#### Short exercise
Restate each of the lines below word for word and drop every picture.

Data supplied start

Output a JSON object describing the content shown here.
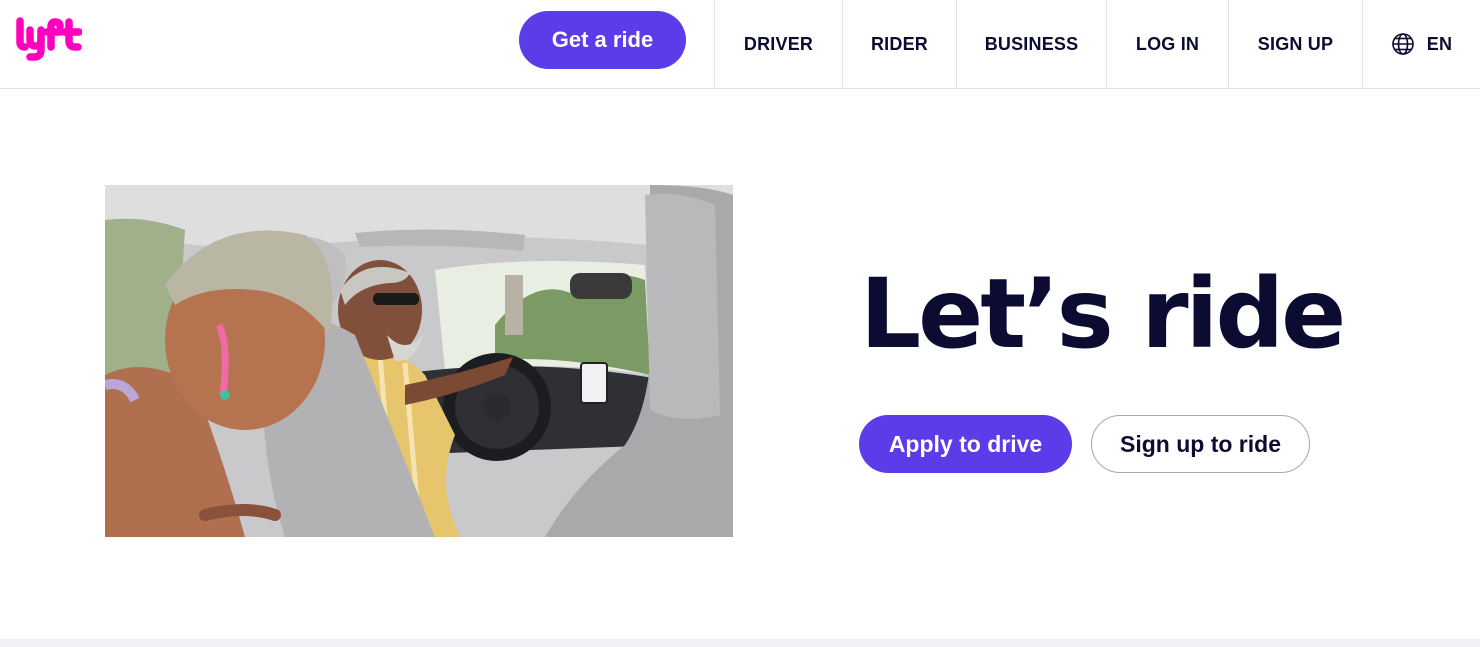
{
  "brand": {
    "logo_text": "lyft",
    "logo_icon": "lyft-logo",
    "brand_color": "#ff00bf",
    "accent_color": "#5b3ce8"
  },
  "header": {
    "get_ride_label": "Get a ride",
    "nav": {
      "driver": "DRIVER",
      "rider": "RIDER",
      "business": "BUSINESS",
      "login": "LOG IN",
      "signup": "SIGN UP",
      "language": "EN",
      "language_icon": "globe-icon"
    }
  },
  "hero": {
    "title": "Let’s ride",
    "photo_icon": "hero-photo-riders-in-car",
    "apply_label": "Apply to drive",
    "signup_ride_label": "Sign up to ride"
  }
}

Data supplied end

#### Problem solution
Output a JSON object describing the content shown here.
{
  "brand": {
    "logo_text": "lyft",
    "logo_icon": "lyft-logo",
    "brand_color": "#ff00bf",
    "accent_color": "#5b3ce8"
  },
  "header": {
    "get_ride_label": "Get a ride",
    "nav": {
      "driver": "DRIVER",
      "rider": "RIDER",
      "business": "BUSINESS",
      "login": "LOG IN",
      "signup": "SIGN UP",
      "language": "EN",
      "language_icon": "globe-icon"
    }
  },
  "hero": {
    "title": "Let’s ride",
    "photo_icon": "hero-photo-riders-in-car",
    "apply_label": "Apply to drive",
    "signup_ride_label": "Sign up to ride"
  }
}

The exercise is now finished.